Goal
Look for "unidos" in the listing below. Gather each line that contains it.

(Source records)
────────────────
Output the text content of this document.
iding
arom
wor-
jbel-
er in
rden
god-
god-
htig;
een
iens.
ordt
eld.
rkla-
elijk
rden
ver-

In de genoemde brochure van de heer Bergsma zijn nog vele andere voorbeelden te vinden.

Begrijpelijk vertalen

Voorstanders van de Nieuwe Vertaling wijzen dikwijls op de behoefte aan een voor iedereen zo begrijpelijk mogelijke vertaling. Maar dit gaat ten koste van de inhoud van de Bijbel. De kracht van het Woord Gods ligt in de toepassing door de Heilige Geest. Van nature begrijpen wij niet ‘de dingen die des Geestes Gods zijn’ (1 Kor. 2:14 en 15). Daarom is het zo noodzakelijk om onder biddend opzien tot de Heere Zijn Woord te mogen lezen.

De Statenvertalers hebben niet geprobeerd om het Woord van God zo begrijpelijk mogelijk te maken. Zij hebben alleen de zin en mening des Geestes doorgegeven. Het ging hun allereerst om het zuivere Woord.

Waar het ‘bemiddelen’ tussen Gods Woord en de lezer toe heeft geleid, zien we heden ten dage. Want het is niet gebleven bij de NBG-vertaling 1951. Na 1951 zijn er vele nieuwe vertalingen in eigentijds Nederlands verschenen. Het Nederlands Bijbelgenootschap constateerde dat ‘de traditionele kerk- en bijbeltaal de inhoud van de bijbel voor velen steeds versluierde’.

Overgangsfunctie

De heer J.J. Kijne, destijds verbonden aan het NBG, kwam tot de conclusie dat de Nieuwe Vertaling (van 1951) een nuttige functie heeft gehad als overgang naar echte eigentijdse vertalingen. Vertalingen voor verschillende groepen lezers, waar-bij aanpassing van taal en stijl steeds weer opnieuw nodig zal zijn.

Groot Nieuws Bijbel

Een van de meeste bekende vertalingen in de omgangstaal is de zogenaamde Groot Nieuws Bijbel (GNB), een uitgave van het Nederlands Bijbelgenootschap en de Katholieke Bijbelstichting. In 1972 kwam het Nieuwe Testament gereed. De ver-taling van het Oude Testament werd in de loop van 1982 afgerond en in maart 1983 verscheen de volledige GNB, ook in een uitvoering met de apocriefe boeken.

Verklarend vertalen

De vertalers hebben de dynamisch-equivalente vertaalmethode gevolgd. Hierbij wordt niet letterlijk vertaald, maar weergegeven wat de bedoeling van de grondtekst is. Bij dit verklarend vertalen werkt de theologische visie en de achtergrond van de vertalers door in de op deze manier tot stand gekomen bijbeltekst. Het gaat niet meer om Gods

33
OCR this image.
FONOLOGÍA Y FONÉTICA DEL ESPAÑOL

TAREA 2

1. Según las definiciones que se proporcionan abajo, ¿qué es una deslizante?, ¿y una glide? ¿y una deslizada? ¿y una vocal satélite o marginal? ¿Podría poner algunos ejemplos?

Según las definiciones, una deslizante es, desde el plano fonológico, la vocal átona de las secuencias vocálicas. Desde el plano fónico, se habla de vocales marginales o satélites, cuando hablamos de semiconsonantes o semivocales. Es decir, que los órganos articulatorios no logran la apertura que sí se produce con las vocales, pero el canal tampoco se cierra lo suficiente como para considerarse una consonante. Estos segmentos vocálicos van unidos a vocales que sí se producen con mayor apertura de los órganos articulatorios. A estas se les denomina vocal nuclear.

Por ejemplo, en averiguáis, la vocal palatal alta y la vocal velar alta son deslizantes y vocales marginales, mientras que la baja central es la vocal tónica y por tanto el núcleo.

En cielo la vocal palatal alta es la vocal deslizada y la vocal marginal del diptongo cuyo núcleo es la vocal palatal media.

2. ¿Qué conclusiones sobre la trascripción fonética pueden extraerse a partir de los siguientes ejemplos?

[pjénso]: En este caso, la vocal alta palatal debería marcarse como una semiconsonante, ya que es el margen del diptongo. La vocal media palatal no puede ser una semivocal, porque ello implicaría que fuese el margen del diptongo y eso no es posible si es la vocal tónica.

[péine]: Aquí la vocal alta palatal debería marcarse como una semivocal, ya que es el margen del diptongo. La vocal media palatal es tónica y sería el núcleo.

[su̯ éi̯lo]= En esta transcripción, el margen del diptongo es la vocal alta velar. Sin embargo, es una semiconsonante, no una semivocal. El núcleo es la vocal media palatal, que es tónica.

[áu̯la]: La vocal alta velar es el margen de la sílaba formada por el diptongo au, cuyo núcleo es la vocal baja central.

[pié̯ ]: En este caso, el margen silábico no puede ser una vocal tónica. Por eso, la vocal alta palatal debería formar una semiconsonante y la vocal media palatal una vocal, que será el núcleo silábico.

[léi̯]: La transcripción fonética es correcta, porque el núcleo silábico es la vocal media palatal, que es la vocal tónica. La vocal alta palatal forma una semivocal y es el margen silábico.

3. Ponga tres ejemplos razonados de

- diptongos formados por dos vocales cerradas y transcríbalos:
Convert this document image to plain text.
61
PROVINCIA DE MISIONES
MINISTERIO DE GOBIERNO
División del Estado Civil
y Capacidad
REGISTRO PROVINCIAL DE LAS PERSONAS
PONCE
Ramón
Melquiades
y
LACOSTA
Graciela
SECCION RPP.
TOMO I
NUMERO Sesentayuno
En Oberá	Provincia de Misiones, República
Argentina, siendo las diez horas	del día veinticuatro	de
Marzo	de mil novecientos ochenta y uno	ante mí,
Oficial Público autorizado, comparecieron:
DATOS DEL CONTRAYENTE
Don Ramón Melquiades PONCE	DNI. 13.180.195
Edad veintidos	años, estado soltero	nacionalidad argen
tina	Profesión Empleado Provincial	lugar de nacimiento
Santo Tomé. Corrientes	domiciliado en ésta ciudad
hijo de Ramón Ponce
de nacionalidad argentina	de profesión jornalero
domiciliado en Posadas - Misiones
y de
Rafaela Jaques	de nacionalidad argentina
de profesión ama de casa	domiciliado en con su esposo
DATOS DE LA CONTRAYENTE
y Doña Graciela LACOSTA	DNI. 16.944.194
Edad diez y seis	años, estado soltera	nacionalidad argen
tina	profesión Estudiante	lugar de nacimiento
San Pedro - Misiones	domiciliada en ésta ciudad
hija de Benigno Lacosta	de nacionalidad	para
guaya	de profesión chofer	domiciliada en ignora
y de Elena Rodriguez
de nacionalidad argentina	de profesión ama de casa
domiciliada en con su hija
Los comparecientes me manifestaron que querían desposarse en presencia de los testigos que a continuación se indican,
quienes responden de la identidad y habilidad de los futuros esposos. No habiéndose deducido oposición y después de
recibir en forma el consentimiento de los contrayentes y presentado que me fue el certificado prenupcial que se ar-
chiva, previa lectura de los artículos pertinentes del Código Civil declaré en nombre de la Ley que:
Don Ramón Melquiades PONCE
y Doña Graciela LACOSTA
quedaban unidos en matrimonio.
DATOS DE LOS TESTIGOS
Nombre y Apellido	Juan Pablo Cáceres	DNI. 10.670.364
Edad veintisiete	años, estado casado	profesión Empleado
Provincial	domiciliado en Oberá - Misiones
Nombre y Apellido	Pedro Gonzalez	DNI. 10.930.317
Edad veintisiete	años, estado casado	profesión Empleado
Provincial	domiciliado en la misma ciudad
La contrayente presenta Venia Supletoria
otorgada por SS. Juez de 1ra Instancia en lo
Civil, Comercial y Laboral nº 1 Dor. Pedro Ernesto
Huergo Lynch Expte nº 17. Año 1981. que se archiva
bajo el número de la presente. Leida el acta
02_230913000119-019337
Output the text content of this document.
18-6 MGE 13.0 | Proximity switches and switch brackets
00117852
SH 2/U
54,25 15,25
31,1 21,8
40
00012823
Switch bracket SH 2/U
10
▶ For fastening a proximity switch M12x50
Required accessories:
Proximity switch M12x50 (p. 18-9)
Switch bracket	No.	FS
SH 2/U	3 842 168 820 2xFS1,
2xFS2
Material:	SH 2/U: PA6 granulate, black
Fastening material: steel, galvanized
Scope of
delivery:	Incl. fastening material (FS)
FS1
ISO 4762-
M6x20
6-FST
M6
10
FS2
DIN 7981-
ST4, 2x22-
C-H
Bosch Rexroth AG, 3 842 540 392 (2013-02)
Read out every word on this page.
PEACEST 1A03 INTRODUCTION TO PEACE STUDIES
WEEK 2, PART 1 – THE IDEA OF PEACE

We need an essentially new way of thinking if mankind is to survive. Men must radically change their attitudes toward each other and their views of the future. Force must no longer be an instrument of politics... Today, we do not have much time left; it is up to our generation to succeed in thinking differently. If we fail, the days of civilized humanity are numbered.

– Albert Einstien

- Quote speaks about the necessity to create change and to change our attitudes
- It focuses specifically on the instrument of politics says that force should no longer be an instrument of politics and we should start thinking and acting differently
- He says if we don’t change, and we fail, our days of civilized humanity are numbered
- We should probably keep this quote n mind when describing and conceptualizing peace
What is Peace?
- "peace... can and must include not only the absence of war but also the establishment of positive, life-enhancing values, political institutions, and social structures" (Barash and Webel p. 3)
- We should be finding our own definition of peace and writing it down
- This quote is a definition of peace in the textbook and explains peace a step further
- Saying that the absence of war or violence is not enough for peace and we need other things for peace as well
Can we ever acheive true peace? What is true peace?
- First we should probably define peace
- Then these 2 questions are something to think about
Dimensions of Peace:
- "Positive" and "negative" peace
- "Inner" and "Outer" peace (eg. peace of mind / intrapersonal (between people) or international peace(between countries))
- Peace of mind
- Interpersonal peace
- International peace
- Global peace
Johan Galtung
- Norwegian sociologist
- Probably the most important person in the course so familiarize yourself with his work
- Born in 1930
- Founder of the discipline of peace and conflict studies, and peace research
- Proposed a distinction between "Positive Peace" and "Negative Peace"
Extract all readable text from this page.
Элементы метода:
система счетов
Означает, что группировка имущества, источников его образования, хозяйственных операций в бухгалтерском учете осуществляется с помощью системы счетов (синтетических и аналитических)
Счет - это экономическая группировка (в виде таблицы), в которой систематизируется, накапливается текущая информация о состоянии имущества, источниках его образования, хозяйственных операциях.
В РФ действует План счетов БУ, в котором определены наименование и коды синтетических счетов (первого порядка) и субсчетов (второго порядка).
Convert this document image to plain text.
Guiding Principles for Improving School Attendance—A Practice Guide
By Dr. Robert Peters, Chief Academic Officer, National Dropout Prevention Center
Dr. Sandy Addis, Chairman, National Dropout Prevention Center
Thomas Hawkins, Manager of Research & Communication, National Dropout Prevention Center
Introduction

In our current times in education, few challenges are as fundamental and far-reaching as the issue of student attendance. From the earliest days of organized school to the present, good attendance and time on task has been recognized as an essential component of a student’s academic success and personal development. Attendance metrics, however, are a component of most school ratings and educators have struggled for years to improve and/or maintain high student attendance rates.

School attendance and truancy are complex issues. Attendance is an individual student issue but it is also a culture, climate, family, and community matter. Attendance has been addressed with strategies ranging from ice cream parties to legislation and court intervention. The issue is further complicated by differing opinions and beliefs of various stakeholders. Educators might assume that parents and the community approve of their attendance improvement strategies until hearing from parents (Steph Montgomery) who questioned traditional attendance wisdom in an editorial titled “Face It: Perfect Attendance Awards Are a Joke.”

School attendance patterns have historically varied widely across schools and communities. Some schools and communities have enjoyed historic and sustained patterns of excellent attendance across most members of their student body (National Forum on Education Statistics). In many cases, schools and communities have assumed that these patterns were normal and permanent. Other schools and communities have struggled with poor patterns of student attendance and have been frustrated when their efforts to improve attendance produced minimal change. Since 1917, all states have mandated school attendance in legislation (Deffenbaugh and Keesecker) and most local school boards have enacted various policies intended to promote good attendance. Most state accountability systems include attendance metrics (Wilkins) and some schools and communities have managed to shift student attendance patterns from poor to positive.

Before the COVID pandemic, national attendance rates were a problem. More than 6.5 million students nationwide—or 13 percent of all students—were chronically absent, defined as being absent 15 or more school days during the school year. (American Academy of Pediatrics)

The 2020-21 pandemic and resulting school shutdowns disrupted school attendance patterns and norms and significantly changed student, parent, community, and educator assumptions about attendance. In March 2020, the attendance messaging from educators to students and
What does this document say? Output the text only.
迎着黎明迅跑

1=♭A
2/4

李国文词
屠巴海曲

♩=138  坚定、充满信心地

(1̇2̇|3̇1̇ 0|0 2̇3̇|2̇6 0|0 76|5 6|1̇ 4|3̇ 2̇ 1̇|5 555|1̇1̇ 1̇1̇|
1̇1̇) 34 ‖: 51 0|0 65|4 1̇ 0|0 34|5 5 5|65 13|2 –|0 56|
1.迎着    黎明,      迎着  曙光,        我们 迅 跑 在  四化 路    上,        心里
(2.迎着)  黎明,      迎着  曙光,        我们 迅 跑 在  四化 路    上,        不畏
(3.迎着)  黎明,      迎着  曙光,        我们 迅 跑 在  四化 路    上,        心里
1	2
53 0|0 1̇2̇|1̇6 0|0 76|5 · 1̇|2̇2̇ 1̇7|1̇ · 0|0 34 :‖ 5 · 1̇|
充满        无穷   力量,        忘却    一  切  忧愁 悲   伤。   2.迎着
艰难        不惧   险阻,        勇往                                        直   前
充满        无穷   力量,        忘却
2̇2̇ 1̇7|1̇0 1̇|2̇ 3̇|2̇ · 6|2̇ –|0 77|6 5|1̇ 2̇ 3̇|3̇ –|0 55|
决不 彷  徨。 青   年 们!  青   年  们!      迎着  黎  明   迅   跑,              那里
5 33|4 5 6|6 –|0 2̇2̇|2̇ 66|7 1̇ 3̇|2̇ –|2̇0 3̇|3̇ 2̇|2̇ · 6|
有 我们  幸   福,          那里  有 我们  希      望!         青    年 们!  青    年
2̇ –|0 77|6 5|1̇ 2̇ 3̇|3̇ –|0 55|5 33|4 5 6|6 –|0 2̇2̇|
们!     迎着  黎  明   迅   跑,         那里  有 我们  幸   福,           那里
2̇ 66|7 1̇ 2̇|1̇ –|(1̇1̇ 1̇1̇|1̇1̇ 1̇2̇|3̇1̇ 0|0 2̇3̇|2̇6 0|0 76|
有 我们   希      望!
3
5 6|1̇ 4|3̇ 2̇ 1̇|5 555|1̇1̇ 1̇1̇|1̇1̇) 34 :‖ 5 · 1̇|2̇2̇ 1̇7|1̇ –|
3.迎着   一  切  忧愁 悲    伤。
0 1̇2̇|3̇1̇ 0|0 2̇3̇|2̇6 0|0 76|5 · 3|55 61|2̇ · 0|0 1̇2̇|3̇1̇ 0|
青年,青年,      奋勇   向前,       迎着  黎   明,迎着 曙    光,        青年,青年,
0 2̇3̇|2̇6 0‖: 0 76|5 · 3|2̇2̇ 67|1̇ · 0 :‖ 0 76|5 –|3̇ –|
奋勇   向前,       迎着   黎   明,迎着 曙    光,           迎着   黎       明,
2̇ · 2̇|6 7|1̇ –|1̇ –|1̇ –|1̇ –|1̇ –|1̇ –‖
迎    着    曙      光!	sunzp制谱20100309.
────────────────
Answer to this exercise
Según las definiciones, una deslizante es, desde el plano fonológico, la vocal átona de las secuencias vocálicas. Desde el plano fónico, se habla de vocales marginales o satélites, cuando hablamos de semiconsonantes o semivocales. Es decir, que los órganos articulatorios no logran la apertura que sí se produce con las vocales, pero el canal tampoco se cierra lo suficiente como para considerarse una consonante. Estos segmentos vocálicos van unidos a vocales que sí se producen con mayor apertura de los órganos articulatorios. A estas se les denomina vocal nuclear.
quedaban unidos en matrimonio.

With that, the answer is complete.